/---

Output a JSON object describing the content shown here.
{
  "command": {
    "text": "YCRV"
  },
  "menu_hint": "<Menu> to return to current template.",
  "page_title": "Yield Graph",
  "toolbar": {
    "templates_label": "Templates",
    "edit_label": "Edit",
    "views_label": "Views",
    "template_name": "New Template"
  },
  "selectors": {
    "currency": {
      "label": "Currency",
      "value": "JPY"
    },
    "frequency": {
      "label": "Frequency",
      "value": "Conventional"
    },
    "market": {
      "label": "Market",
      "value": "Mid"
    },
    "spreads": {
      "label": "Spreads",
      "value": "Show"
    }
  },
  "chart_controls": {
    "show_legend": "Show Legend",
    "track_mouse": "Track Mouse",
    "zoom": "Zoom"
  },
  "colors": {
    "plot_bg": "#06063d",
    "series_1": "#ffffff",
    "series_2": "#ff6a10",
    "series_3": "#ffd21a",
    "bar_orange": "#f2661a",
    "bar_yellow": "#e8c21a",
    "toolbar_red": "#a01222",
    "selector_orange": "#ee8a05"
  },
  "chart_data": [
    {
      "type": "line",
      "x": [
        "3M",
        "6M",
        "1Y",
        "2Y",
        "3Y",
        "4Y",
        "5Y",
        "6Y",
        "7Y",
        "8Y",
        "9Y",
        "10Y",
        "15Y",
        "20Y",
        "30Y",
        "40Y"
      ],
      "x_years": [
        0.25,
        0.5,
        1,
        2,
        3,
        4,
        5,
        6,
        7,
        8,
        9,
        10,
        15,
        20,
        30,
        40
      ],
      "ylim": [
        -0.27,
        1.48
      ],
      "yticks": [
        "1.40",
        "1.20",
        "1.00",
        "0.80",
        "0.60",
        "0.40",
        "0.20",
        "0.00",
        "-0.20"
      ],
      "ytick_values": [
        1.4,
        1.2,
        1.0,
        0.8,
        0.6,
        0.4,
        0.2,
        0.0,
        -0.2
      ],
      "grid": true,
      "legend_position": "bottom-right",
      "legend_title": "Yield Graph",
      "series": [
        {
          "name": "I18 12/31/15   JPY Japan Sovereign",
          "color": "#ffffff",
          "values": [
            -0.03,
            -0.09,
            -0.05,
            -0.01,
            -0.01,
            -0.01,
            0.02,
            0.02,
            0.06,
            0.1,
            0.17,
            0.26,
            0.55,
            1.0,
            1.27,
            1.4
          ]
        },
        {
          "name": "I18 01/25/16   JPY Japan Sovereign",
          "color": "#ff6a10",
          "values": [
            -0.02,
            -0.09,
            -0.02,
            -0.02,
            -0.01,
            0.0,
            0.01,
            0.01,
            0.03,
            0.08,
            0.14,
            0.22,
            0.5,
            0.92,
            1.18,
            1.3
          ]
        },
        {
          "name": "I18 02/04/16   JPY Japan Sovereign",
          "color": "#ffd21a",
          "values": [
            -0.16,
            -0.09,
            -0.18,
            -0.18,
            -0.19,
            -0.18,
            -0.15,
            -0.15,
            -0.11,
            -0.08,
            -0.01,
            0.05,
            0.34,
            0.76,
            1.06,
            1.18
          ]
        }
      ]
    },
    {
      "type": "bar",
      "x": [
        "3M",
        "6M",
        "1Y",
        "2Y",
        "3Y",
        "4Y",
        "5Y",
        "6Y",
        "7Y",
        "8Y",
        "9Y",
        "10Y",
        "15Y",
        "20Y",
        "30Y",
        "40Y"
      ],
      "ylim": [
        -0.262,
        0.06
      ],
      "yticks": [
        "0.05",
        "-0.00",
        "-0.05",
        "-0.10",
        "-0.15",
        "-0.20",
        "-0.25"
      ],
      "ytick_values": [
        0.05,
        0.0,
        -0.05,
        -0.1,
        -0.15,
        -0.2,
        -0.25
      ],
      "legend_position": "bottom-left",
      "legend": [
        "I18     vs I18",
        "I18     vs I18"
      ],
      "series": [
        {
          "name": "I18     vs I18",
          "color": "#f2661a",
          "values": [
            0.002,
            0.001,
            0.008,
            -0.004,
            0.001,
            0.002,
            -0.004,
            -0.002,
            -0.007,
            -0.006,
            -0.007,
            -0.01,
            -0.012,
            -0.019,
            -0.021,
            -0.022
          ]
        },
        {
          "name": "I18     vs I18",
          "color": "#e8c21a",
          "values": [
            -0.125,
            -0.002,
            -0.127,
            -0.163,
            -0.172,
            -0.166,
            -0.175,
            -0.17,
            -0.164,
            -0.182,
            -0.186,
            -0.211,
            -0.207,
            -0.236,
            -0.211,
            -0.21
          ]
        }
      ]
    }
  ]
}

\---

> Task to carry out:
Write down all the entries again without a single difference.

> Solution to the exercise:
Output a JSON object describing the content shown here.
{
  "command": {
    "text": "YCRV"
  },
  "menu_hint": "<Menu> to return to current template.",
  "page_title": "Yield Graph",
  "toolbar": {
    "templates_label": "Templates",
    "edit_label": "Edit",
    "views_label": "Views",
    "template_name": "New Template"
  },
  "selectors": {
    "currency": {
      "label": "Currency",
      "value": "JPY"
    },
    "frequency": {
      "label": "Frequency",
      "value": "Conventional"
    },
    "market": {
      "label": "Market",
      "value": "Mid"
    },
    "spreads": {
      "label": "Spreads",
      "value": "Show"
    }
  },
  "chart_controls": {
    "show_legend": "Show Legend",
    "track_mouse": "Track Mouse",
    "zoom": "Zoom"
  },
  "colors": {
    "plot_bg": "#06063d",
    "series_1": "#ffffff",
    "series_2": "#ff6a10",
    "series_3": "#ffd21a",
    "bar_orange": "#f2661a",
    "bar_yellow": "#e8c21a",
    "toolbar_red": "#a01222",
    "selector_orange": "#ee8a05"
  },
  "chart_data": [
    {
      "type": "line",
      "x": [
        "3M",
        "6M",
        "1Y",
        "2Y",
        "3Y",
        "4Y",
        "5Y",
        "6Y",
        "7Y",
        "8Y",
        "9Y",
        "10Y",
        "15Y",
        "20Y",
        "30Y",
        "40Y"
      ],
      "x_years": [
        0.25,
        0.5,
        1,
        2,
        3,
        4,
        5,
        6,
        7,
        8,
        9,
        10,
        15,
        20,
        30,
        40
      ],
      "ylim": [
        -0.27,
        1.48
      ],
      "yticks": [
        "1.40",
        "1.20",
        "1.00",
        "0.80",
        "0.60",
        "0.40",
        "0.20",
        "0.00",
        "-0.20"
      ],
      "ytick_values": [
        1.4,
        1.2,
        1.0,
        0.8,
        0.6,
        0.4,
        0.2,
        0.0,
        -0.2
      ],
      "grid": true,
      "legend_position": "bottom-right",
      "legend_title": "Yield Graph",
      "series": [
        {
          "name": "I18 12/31/15   JPY Japan Sovereign",
          "color": "#ffffff",
          "values": [
            -0.03,
            -0.09,
            -0.05,
            -0.01,
            -0.01,
            -0.01,
            0.02,
            0.02,
            0.06,
            0.1,
            0.17,
            0.26,
            0.55,
            1.0,
            1.27,
            1.4
          ]
        },
        {
          "name": "I18 01/25/16   JPY Japan Sovereign",
          "color": "#ff6a10",
          "values": [
            -0.02,
            -0.09,
            -0.02,
            -0.02,
            -0.01,
            0.0,
            0.01,
            0.01,
            0.03,
            0.08,
            0.14,
            0.22,
            0.5,
            0.92,
            1.18,
            1.3
          ]
        },
        {
          "name": "I18 02/04/16   JPY Japan Sovereign",
          "color": "#ffd21a",
          "values": [
            -0.16,
            -0.09,
            -0.18,
            -0.18,
            -0.19,
            -0.18,
            -0.15,
            -0.15,
            -0.11,
            -0.08,
            -0.01,
            0.05,
            0.34,
            0.76,
            1.06,
            1.18
          ]
        }
      ]
    },
    {
      "type": "bar",
      "x": [
        "3M",
        "6M",
        "1Y",
        "2Y",
        "3Y",
        "4Y",
        "5Y",
        "6Y",
        "7Y",
        "8Y",
        "9Y",
        "10Y",
        "15Y",
        "20Y",
        "30Y",
        "40Y"
      ],
      "ylim": [
        -0.262,
        0.06
      ],
      "yticks": [
        "0.05",
        "-0.00",
        "-0.05",
        "-0.10",
        "-0.15",
        "-0.20",
        "-0.25"
      ],
      "ytick_values": [
        0.05,
        0.0,
        -0.05,
        -0.1,
        -0.15,
        -0.2,
        -0.25
      ],
      "legend_position": "bottom-left",
      "legend": [
        "I18     vs I18",
        "I18     vs I18"
      ],
      "series": [
        {
          "name": "I18     vs I18",
          "color": "#f2661a",
          "values": [
            0.002,
            0.001,
            0.008,
            -0.004,
            0.001,
            0.002,
            -0.004,
            -0.002,
            -0.007,
            -0.006,
            -0.007,
            -0.01,
            -0.012,
            -0.019,
            -0.021,
            -0.022
          ]
        },
        {
          "name": "I18     vs I18",
          "color": "#e8c21a",
          "values": [
            -0.125,
            -0.002,
            -0.127,
            -0.163,
            -0.172,
            -0.166,
            -0.175,
            -0.17,
            -0.164,
            -0.182,
            -0.186,
            -0.211,
            -0.207,
            -0.236,
            -0.211,
            -0.21
          ]
        }
      ]
    }
  ]
}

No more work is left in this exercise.